Copy the entries below exactly. Images do not belong in the copy.

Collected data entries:
============
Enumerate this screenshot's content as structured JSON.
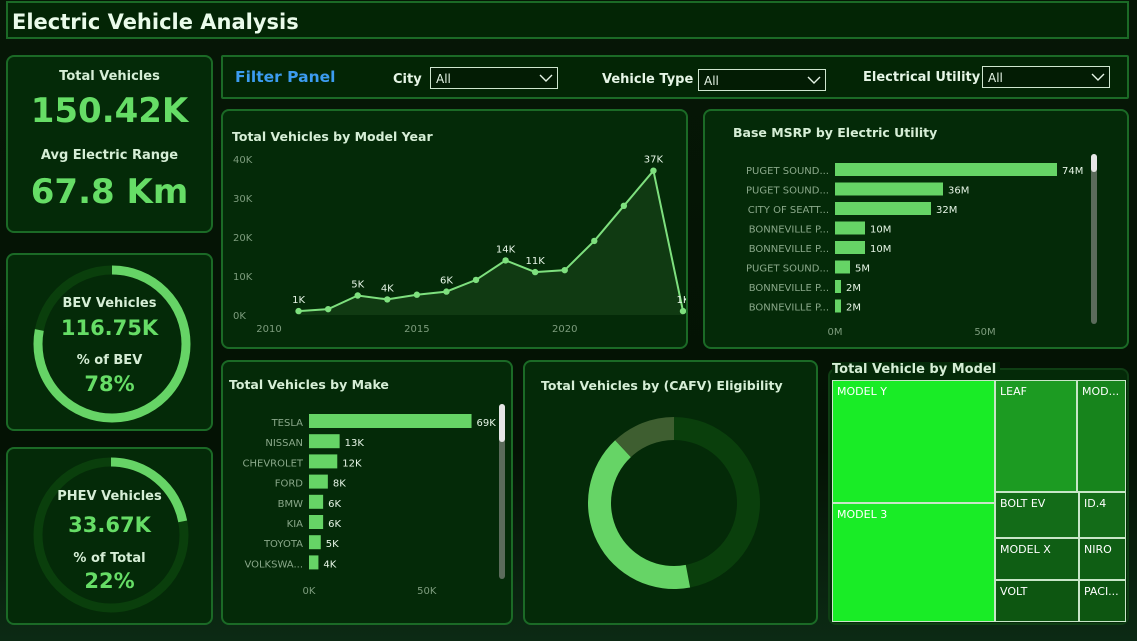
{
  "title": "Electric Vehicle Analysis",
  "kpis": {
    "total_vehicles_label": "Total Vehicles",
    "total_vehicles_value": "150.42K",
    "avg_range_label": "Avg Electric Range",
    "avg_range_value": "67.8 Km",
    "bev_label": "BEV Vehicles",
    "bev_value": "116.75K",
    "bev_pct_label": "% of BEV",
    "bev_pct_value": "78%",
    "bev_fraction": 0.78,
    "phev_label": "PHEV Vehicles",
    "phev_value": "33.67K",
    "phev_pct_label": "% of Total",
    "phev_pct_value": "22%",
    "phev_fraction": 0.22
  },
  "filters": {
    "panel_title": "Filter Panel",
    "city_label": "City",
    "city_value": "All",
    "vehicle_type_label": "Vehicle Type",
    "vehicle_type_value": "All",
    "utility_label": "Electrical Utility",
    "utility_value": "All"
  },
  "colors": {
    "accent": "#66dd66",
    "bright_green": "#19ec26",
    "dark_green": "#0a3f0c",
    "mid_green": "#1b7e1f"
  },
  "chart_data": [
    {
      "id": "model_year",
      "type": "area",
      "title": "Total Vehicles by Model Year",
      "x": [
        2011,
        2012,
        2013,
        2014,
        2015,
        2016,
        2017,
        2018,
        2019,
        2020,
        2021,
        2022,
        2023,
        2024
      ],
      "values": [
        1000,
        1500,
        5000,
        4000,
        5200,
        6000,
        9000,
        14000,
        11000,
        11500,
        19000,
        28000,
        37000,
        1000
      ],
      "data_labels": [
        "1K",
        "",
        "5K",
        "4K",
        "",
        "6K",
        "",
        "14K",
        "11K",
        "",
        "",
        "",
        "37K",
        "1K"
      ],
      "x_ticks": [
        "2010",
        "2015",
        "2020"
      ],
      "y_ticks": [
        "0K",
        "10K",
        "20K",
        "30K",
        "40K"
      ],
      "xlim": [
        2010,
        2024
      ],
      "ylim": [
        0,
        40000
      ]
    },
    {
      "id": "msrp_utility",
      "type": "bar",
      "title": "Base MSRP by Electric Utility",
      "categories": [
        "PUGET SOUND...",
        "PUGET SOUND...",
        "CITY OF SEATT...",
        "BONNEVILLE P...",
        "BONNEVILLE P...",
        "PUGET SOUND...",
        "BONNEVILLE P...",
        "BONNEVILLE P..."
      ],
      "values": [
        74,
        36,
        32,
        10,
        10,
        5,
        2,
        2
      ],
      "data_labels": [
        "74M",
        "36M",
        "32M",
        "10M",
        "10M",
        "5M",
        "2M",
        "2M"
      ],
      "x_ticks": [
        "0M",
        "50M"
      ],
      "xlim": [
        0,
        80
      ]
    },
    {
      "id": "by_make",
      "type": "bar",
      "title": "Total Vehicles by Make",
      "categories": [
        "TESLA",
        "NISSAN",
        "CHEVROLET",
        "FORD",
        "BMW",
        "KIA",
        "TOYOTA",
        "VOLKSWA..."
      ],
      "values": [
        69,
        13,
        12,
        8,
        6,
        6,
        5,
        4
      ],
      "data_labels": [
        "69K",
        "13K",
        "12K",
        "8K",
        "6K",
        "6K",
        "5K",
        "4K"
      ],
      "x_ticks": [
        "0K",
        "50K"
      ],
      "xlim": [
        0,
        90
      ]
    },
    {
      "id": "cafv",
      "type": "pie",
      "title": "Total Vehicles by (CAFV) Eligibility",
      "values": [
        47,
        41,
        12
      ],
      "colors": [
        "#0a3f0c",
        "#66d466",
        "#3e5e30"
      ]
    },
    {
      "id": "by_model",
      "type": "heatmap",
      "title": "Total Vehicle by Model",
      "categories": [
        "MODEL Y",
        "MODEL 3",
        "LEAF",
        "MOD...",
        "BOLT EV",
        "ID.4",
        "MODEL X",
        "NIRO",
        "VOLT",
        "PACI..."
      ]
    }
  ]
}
============
* ANSWER TO THIS PROBLEM *
Enumerate this screenshot's content as structured JSON.
{
  "title": "Electric Vehicle Analysis",
  "kpis": {
    "total_vehicles_label": "Total Vehicles",
    "total_vehicles_value": "150.42K",
    "avg_range_label": "Avg Electric Range",
    "avg_range_value": "67.8 Km",
    "bev_label": "BEV Vehicles",
    "bev_value": "116.75K",
    "bev_pct_label": "% of BEV",
    "bev_pct_value": "78%",
    "bev_fraction": 0.78,
    "phev_label": "PHEV Vehicles",
    "phev_value": "33.67K",
    "phev_pct_label": "% of Total",
    "phev_pct_value": "22%",
    "phev_fraction": 0.22
  },
  "filters": {
    "panel_title": "Filter Panel",
    "city_label": "City",
    "city_value": "All",
    "vehicle_type_label": "Vehicle Type",
    "vehicle_type_value": "All",
    "utility_label": "Electrical Utility",
    "utility_value": "All"
  },
  "colors": {
    "accent": "#66dd66",
    "bright_green": "#19ec26",
    "dark_green": "#0a3f0c",
    "mid_green": "#1b7e1f"
  },
  "chart_data": [
    {
      "id": "model_year",
      "type": "area",
      "title": "Total Vehicles by Model Year",
      "x": [
        2011,
        2012,
        2013,
        2014,
        2015,
        2016,
        2017,
        2018,
        2019,
        2020,
        2021,
        2022,
        2023,
        2024
      ],
      "values": [
        1000,
        1500,
        5000,
        4000,
        5200,
        6000,
        9000,
        14000,
        11000,
        11500,
        19000,
        28000,
        37000,
        1000
      ],
      "data_labels": [
        "1K",
        "",
        "5K",
        "4K",
        "",
        "6K",
        "",
        "14K",
        "11K",
        "",
        "",
        "",
        "37K",
        "1K"
      ],
      "x_ticks": [
        "2010",
        "2015",
        "2020"
      ],
      "y_ticks": [
        "0K",
        "10K",
        "20K",
        "30K",
        "40K"
      ],
      "xlim": [
        2010,
        2024
      ],
      "ylim": [
        0,
        40000
      ]
    },
    {
      "id": "msrp_utility",
      "type": "bar",
      "title": "Base MSRP by Electric Utility",
      "categories": [
        "PUGET SOUND...",
        "PUGET SOUND...",
        "CITY OF SEATT...",
        "BONNEVILLE P...",
        "BONNEVILLE P...",
        "PUGET SOUND...",
        "BONNEVILLE P...",
        "BONNEVILLE P..."
      ],
      "values": [
        74,
        36,
        32,
        10,
        10,
        5,
        2,
        2
      ],
      "data_labels": [
        "74M",
        "36M",
        "32M",
        "10M",
        "10M",
        "5M",
        "2M",
        "2M"
      ],
      "x_ticks": [
        "0M",
        "50M"
      ],
      "xlim": [
        0,
        80
      ]
    },
    {
      "id": "by_make",
      "type": "bar",
      "title": "Total Vehicles by Make",
      "categories": [
        "TESLA",
        "NISSAN",
        "CHEVROLET",
        "FORD",
        "BMW",
        "KIA",
        "TOYOTA",
        "VOLKSWA..."
      ],
      "values": [
        69,
        13,
        12,
        8,
        6,
        6,
        5,
        4
      ],
      "data_labels": [
        "69K",
        "13K",
        "12K",
        "8K",
        "6K",
        "6K",
        "5K",
        "4K"
      ],
      "x_ticks": [
        "0K",
        "50K"
      ],
      "xlim": [
        0,
        90
      ]
    },
    {
      "id": "cafv",
      "type": "pie",
      "title": "Total Vehicles by (CAFV) Eligibility",
      "values": [
        47,
        41,
        12
      ],
      "colors": [
        "#0a3f0c",
        "#66d466",
        "#3e5e30"
      ]
    },
    {
      "id": "by_model",
      "type": "heatmap",
      "title": "Total Vehicle by Model",
      "categories": [
        "MODEL Y",
        "MODEL 3",
        "LEAF",
        "MOD...",
        "BOLT EV",
        "ID.4",
        "MODEL X",
        "NIRO",
        "VOLT",
        "PACI..."
      ]
    }
  ]
}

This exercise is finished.